- [ВАШИ ЗАДАНИЯ]:
• a. Какая привычка, согласно отрывку о сновидениях, позволяла многим запомнить свежие видения, прежде чем снова уснуть?
• b. Подхватите отрывок о сновидениях и продолжите его с места после последнего предложения.

- [ОТРЫВОК ДЛЯ ЧТЕНИЯ]:
Поскольку семьи доиндустриальной эпохи спокойно спали до рассвета, многие самообличающие, утешающие и одухотворяющие сновидения погибали у постели – одни терялись за муками сна, другие рассеивались волнующими событиями нового дня – «уносились с возвращением света», как писал поэт Джон Уэйли. «Словно утреннее сновидение, – сказал Эдип Джона Драйдена (1679), – исчезли в суматохе дня»74. Напротив, привычка пробуждаться в середине ночи, после первого сна, позволяла многим запомнить свежие видения, перед тем как вновь впасть в забытье. Если не отвлекал шум, болезнь или какое-либо иное беспокойство, проснувшиеся, видимо, находились в расслабленном и полностью сосредоточенном состоянии. Действительно, некоторые сновидения – их воздействие увеличивается с повышением уровня гормона пролактина – могли сдерживать ночное раздражение. После момента пробуждения было достаточно времени для того, чтобы, начавшись с «хаоса несвязных образов», сновидение «вошло в свою структуру». Вероятно, не случайно Босуэлл, чей сон прерывался редко, так же редко, проснувшись утром, «предавался воспоминаниям» о своих снах. Серьезный автор «Нового искусства процветания» (The New Art of Thriving; 1706), наоборот, считал необходимым предостеречь читателей от обдумывания снов: «Какой стыд – проводить полжизни в сновидениях и дремоте; оставьте свои постели, как только первый сон покинет вас, чтобы не позволить привычке привести ваше тело в расслабленное состояние или (что хуже) обратить ваш рассудок в средоточие грязных мыслей (курсив мой. – А. Р. Э.)»75.

- [ПРЕДОСТАВЛЕННЫЕ ДАННЫЕ]:
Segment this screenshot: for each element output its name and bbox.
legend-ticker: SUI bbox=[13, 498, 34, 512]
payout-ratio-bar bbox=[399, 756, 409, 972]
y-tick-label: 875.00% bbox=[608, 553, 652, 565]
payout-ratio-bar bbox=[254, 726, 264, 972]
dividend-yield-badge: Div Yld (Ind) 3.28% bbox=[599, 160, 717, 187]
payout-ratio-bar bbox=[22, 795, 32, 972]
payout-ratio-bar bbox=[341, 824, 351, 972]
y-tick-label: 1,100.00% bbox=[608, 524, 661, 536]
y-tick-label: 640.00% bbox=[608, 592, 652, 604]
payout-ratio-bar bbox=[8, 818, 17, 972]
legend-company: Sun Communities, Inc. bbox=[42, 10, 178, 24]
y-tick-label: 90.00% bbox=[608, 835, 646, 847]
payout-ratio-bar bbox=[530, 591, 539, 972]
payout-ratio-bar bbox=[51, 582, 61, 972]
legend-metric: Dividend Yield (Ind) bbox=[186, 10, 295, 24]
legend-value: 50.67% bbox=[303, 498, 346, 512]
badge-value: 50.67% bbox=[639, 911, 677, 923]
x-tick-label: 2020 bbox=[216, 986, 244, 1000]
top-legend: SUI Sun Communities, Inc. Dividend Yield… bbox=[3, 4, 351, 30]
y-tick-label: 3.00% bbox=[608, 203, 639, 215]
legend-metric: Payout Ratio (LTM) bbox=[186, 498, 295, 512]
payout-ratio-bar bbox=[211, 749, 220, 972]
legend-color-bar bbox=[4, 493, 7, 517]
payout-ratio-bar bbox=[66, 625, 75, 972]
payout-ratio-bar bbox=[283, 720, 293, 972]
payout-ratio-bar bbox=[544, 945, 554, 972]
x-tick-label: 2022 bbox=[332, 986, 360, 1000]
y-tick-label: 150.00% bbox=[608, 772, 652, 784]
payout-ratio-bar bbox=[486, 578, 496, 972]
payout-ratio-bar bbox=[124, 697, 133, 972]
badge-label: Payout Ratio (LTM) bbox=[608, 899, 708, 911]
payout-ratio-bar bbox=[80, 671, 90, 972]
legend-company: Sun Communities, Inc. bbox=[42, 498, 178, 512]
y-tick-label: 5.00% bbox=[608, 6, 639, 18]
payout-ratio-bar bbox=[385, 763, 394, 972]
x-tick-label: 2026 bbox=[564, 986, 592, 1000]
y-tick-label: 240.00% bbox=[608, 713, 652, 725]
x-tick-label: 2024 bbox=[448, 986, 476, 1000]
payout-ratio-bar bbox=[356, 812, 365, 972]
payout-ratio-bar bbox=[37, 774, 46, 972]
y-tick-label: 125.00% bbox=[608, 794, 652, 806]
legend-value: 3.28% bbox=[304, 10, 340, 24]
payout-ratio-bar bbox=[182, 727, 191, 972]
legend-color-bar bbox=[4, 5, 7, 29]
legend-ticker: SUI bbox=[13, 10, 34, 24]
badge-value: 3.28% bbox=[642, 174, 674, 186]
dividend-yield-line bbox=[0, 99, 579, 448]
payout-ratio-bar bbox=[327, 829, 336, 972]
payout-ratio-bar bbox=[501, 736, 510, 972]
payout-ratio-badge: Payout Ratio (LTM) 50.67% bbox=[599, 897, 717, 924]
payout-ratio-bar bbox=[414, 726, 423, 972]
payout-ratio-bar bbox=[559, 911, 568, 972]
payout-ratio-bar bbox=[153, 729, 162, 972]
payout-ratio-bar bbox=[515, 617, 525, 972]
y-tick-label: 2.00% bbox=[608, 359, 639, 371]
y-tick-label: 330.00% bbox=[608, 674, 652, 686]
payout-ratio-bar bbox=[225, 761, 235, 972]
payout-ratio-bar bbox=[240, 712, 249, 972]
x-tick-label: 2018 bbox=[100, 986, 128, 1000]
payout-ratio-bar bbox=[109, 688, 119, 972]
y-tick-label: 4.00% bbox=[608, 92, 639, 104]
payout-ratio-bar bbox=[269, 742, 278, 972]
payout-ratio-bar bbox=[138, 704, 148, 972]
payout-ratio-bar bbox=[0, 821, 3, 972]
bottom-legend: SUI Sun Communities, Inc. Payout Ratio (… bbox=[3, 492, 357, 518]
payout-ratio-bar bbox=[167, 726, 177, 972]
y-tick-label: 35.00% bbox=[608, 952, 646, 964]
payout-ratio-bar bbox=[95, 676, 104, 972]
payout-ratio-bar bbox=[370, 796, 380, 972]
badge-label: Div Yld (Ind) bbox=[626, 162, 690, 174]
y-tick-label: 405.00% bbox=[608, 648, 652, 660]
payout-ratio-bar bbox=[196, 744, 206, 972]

- [ОТВЕТЫ К ЗАДАНИЯМ]:
• a. Привычка пробуждаться в середине ночи, после первого сна.

• b.
Почти двести лет назад европейский психолог Сигизмунд Эренрайх, граф фон Редерн, установил, что люди, «редко пробуждающиеся» после «первого сна», имеют при этом «такое же ощущение», как если бы их «прервали за выполнением очень важного задания». Клинические эксперименты в Национальном институте психического здоровья подтвердили, что у субъектов, практиковавших две стадии сна, перед самым пробуждением около полуночи глаза находились в быстром движении (rapid eye movement — REM), притом что REM – это стадия сна, прямо связанная со сновидением. Более того, Томас Вер обнаружил, что «переходы к бодрствованию, скорее всего, зависят от периодов REM, характеризующихся особенной интенсивностью», и, как правило, сопровождаются отличающимися своим «повествовательным свойством» «наиболее живыми сновидениями», которые многие участники эксперимента обдумывали в темноте76.
Так, в драме «Галатея», представленной перед публикой в присутствии королевы Елизаветы в ночь на новый, 1592 год, Эурота, один из женских персонажей, заметила: «Мой сон прерывист и полон видений». Ханна Хитон пробудилась ночью от сна, несшего вести от ангела, посланца Бога. «Добрую часть ночи, – кратко записала она в дневнике, – я боялась, что забуду этот чудесный сон». А в Ланкашире Ричард Кей рассказывал: «Мне снилось, что темной тихой ночью я не сплю и стою на коленях, испытывая мучительное унижение» 77.